Every entry that follows should be reproduced exactly.

(Chart and figure data)
********

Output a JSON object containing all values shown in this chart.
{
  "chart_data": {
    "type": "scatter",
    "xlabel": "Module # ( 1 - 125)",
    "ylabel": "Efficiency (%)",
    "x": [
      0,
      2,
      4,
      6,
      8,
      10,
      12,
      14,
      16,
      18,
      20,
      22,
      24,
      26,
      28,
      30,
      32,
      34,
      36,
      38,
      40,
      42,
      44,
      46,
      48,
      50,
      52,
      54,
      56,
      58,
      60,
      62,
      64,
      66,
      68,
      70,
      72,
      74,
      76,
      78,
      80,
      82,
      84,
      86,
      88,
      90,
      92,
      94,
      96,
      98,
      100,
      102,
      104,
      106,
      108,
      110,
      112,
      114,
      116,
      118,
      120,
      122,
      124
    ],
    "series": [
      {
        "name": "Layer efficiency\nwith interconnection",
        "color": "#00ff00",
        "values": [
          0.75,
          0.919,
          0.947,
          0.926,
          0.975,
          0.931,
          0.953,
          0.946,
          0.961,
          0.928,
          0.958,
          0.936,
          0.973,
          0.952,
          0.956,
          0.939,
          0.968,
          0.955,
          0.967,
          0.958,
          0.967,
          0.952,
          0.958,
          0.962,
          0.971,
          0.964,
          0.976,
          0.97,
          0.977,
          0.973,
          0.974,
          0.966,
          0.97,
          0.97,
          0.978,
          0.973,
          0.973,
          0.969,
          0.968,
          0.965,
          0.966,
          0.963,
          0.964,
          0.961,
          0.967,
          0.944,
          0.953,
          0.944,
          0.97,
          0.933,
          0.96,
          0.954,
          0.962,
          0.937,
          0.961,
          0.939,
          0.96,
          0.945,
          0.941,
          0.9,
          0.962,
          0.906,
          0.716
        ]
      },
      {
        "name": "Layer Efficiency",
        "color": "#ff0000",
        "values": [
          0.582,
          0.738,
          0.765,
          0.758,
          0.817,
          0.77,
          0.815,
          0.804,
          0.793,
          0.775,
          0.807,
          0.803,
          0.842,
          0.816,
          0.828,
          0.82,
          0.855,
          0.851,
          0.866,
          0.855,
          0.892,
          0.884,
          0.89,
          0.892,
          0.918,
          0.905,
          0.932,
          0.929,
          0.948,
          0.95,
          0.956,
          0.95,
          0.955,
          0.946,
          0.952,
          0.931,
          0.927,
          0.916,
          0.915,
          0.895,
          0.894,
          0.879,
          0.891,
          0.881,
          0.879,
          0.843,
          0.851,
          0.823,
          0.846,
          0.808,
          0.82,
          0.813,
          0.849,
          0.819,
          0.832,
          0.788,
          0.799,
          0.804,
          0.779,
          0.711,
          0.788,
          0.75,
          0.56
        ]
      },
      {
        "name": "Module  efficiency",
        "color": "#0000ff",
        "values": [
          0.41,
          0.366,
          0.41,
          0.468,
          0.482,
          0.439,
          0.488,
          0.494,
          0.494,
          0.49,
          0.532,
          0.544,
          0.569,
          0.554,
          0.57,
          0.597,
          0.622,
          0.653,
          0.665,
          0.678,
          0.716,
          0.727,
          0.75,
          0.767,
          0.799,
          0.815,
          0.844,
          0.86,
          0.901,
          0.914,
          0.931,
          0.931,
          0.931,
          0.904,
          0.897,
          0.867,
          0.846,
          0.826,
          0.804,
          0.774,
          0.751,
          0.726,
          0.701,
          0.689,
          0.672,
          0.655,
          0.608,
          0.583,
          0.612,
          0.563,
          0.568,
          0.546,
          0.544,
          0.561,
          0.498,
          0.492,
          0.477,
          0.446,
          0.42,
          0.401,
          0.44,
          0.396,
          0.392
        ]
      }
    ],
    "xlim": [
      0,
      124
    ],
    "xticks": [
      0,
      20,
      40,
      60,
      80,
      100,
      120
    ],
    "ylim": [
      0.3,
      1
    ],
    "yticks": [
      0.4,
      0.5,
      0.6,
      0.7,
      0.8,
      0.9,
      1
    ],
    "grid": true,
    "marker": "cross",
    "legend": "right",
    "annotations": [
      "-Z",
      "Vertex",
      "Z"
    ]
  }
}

********

**TASK RESULT**:
Output a JSON object containing all values shown in this chart.
{
  "chart_data": {
    "type": "scatter",
    "xlabel": "Module # ( 1 - 125)",
    "ylabel": "Efficiency (%)",
    "x": [
      0,
      2,
      4,
      6,
      8,
      10,
      12,
      14,
      16,
      18,
      20,
      22,
      24,
      26,
      28,
      30,
      32,
      34,
      36,
      38,
      40,
      42,
      44,
      46,
      48,
      50,
      52,
      54,
      56,
      58,
      60,
      62,
      64,
      66,
      68,
      70,
      72,
      74,
      76,
      78,
      80,
      82,
      84,
      86,
      88,
      90,
      92,
      94,
      96,
      98,
      100,
      102,
      104,
      106,
      108,
      110,
      112,
      114,
      116,
      118,
      120,
      122,
      124
    ],
    "series": [
      {
        "name": "Layer efficiency\nwith interconnection",
        "color": "#00ff00",
        "values": [
          0.75,
          0.919,
          0.947,
          0.926,
          0.975,
          0.931,
          0.953,
          0.946,
          0.961,
          0.928,
          0.958,
          0.936,
          0.973,
          0.952,
          0.956,
          0.939,
          0.968,
          0.955,
          0.967,
          0.958,
          0.967,
          0.952,
          0.958,
          0.962,
          0.971,
          0.964,
          0.976,
          0.97,
          0.977,
          0.973,
          0.974,
          0.966,
          0.97,
          0.97,
          0.978,
          0.973,
          0.973,
          0.969,
          0.968,
          0.965,
          0.966,
          0.963,
          0.964,
          0.961,
          0.967,
          0.944,
          0.953,
          0.944,
          0.97,
          0.933,
          0.96,
          0.954,
          0.962,
          0.937,
          0.961,
          0.939,
          0.96,
          0.945,
          0.941,
          0.9,
          0.962,
          0.906,
          0.716
        ]
      },
      {
        "name": "Layer Efficiency",
        "color": "#ff0000",
        "values": [
          0.582,
          0.738,
          0.765,
          0.758,
          0.817,
          0.77,
          0.815,
          0.804,
          0.793,
          0.775,
          0.807,
          0.803,
          0.842,
          0.816,
          0.828,
          0.82,
          0.855,
          0.851,
          0.866,
          0.855,
          0.892,
          0.884,
          0.89,
          0.892,
          0.918,
          0.905,
          0.932,
          0.929,
          0.948,
          0.95,
          0.956,
          0.95,
          0.955,
          0.946,
          0.952,
          0.931,
          0.927,
          0.916,
          0.915,
          0.895,
          0.894,
          0.879,
          0.891,
          0.881,
          0.879,
          0.843,
          0.851,
          0.823,
          0.846,
          0.808,
          0.82,
          0.813,
          0.849,
          0.819,
          0.832,
          0.788,
          0.799,
          0.804,
          0.779,
          0.711,
          0.788,
          0.75,
          0.56
        ]
      },
      {
        "name": "Module  efficiency",
        "color": "#0000ff",
        "values": [
          0.41,
          0.366,
          0.41,
          0.468,
          0.482,
          0.439,
          0.488,
          0.494,
          0.494,
          0.49,
          0.532,
          0.544,
          0.569,
          0.554,
          0.57,
          0.597,
          0.622,
          0.653,
          0.665,
          0.678,
          0.716,
          0.727,
          0.75,
          0.767,
          0.799,
          0.815,
          0.844,
          0.86,
          0.901,
          0.914,
          0.931,
          0.931,
          0.931,
          0.904,
          0.897,
          0.867,
          0.846,
          0.826,
          0.804,
          0.774,
          0.751,
          0.726,
          0.701,
          0.689,
          0.672,
          0.655,
          0.608,
          0.583,
          0.612,
          0.563,
          0.568,
          0.546,
          0.544,
          0.561,
          0.498,
          0.492,
          0.477,
          0.446,
          0.42,
          0.401,
          0.44,
          0.396,
          0.392
        ]
      }
    ],
    "xlim": [
      0,
      124
    ],
    "xticks": [
      0,
      20,
      40,
      60,
      80,
      100,
      120
    ],
    "ylim": [
      0.3,
      1
    ],
    "yticks": [
      0.4,
      0.5,
      0.6,
      0.7,
      0.8,
      0.9,
      1
    ],
    "grid": true,
    "marker": "cross",
    "legend": "right",
    "annotations": [
      "-Z",
      "Vertex",
      "Z"
    ]
  }
}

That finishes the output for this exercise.